**DESCRIPTION OF THE TASK:** Reproduce all of the data word for word.

________________________________________

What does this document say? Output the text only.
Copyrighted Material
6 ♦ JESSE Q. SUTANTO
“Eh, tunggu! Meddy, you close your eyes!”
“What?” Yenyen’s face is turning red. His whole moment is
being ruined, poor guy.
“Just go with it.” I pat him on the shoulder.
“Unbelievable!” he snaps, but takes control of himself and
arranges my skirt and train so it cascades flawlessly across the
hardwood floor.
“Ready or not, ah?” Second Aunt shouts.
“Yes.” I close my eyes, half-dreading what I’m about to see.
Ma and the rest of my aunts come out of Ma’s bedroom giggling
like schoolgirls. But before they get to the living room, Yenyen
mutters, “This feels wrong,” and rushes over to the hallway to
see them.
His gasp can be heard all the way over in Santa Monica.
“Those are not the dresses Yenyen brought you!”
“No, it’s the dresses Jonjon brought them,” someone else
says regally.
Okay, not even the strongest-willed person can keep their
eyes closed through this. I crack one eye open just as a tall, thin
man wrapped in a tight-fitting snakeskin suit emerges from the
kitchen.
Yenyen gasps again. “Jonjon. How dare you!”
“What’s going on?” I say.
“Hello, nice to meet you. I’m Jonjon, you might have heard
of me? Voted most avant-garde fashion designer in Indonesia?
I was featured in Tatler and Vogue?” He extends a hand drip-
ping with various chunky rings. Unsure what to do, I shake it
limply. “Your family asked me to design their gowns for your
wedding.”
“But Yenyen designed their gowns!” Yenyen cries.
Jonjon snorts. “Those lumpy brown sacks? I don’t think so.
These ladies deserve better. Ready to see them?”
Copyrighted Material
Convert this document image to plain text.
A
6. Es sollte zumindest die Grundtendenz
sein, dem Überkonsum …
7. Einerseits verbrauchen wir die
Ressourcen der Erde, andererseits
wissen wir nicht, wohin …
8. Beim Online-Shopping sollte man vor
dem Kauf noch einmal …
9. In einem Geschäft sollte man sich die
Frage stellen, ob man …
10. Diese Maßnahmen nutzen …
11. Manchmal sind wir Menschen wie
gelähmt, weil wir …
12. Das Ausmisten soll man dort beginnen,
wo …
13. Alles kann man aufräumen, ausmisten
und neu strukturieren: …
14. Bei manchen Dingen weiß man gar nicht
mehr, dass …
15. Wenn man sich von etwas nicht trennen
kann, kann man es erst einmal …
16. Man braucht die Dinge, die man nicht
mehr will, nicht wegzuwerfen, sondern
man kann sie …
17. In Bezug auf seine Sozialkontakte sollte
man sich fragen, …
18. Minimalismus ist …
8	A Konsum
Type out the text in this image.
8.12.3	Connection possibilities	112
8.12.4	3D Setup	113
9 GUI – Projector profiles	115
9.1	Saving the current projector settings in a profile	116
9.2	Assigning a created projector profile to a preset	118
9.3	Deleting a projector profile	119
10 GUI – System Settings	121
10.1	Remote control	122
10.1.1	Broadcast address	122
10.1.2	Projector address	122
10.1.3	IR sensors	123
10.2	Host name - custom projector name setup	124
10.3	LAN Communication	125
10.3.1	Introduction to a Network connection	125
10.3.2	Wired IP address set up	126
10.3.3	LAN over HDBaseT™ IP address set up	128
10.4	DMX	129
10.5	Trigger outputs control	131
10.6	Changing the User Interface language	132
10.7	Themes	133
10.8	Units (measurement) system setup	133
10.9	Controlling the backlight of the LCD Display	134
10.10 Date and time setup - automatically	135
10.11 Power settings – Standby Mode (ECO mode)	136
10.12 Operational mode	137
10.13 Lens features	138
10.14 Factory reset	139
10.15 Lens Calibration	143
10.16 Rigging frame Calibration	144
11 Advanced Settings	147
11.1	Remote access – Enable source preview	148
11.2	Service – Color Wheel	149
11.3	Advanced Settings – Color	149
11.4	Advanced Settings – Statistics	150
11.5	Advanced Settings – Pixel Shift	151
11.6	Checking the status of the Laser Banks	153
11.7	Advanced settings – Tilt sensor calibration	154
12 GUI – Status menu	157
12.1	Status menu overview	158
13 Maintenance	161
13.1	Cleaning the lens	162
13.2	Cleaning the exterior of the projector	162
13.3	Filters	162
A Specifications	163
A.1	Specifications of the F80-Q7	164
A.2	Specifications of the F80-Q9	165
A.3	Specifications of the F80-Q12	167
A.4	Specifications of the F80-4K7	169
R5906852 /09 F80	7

________________________________________

**TASK RESULT:**
What does this document say? Output the text only.
Copyrighted Material
6 ♦ JESSE Q. SUTANTO
“Eh, tunggu! Meddy, you close your eyes!”
“What?” Yenyen’s face is turning red. His whole moment is
being ruined, poor guy.
“Just go with it.” I pat him on the shoulder.
“Unbelievable!” he snaps, but takes control of himself and
arranges my skirt and train so it cascades flawlessly across the
hardwood floor.
“Ready or not, ah?” Second Aunt shouts.
“Yes.” I close my eyes, half-dreading what I’m about to see.
Ma and the rest of my aunts come out of Ma’s bedroom giggling
like schoolgirls. But before they get to the living room, Yenyen
mutters, “This feels wrong,” and rushes over to the hallway to
see them.
His gasp can be heard all the way over in Santa Monica.
“Those are not the dresses Yenyen brought you!”
“No, it’s the dresses Jonjon brought them,” someone else
says regally.
Okay, not even the strongest-willed person can keep their
eyes closed through this. I crack one eye open just as a tall, thin
man wrapped in a tight-fitting snakeskin suit emerges from the
kitchen.
Yenyen gasps again. “Jonjon. How dare you!”
“What’s going on?” I say.
“Hello, nice to meet you. I’m Jonjon, you might have heard
of me? Voted most avant-garde fashion designer in Indonesia?
I was featured in Tatler and Vogue?” He extends a hand drip-
ping with various chunky rings. Unsure what to do, I shake it
limply. “Your family asked me to design their gowns for your
wedding.”
“But Yenyen designed their gowns!” Yenyen cries.
Jonjon snorts. “Those lumpy brown sacks? I don’t think so.
These ladies deserve better. Ready to see them?”
Copyrighted Material
Convert this document image to plain text.
A
6. Es sollte zumindest die Grundtendenz
sein, dem Überkonsum …
7. Einerseits verbrauchen wir die
Ressourcen der Erde, andererseits
wissen wir nicht, wohin …
8. Beim Online-Shopping sollte man vor
dem Kauf noch einmal …
9. In einem Geschäft sollte man sich die
Frage stellen, ob man …
10. Diese Maßnahmen nutzen …
11. Manchmal sind wir Menschen wie
gelähmt, weil wir …
12. Das Ausmisten soll man dort beginnen,
wo …
13. Alles kann man aufräumen, ausmisten
und neu strukturieren: …
14. Bei manchen Dingen weiß man gar nicht
mehr, dass …
15. Wenn man sich von etwas nicht trennen
kann, kann man es erst einmal …
16. Man braucht die Dinge, die man nicht
mehr will, nicht wegzuwerfen, sondern
man kann sie …
17. In Bezug auf seine Sozialkontakte sollte
man sich fragen, …
18. Minimalismus ist …
8	A Konsum
Type out the text in this image.
8.12.3	Connection possibilities	112
8.12.4	3D Setup	113
9 GUI – Projector profiles	115
9.1	Saving the current projector settings in a profile	116
9.2	Assigning a created projector profile to a preset	118
9.3	Deleting a projector profile	119
10 GUI – System Settings	121
10.1	Remote control	122
10.1.1	Broadcast address	122
10.1.2	Projector address	122
10.1.3	IR sensors	123
10.2	Host name - custom projector name setup	124
10.3	LAN Communication	125
10.3.1	Introduction to a Network connection	125
10.3.2	Wired IP address set up	126
10.3.3	LAN over HDBaseT™ IP address set up	128
10.4	DMX	129
10.5	Trigger outputs control	131
10.6	Changing the User Interface language	132
10.7	Themes	133
10.8	Units (measurement) system setup	133
10.9	Controlling the backlight of the LCD Display	134
10.10 Date and time setup - automatically	135
10.11 Power settings – Standby Mode (ECO mode)	136
10.12 Operational mode	137
10.13 Lens features	138
10.14 Factory reset	139
10.15 Lens Calibration	143
10.16 Rigging frame Calibration	144
11 Advanced Settings	147
11.1	Remote access – Enable source preview	148
11.2	Service – Color Wheel	149
11.3	Advanced Settings – Color	149
11.4	Advanced Settings – Statistics	150
11.5	Advanced Settings – Pixel Shift	151
11.6	Checking the status of the Laser Banks	153
11.7	Advanced settings – Tilt sensor calibration	154
12 GUI – Status menu	157
12.1	Status menu overview	158
13 Maintenance	161
13.1	Cleaning the lens	162
13.2	Cleaning the exterior of the projector	162
13.3	Filters	162
A Specifications	163
A.1	Specifications of the F80-Q7	164
A.2	Specifications of the F80-Q9	165
A.3	Specifications of the F80-Q12	167
A.4	Specifications of the F80-4K7	169
R5906852 /09 F80	7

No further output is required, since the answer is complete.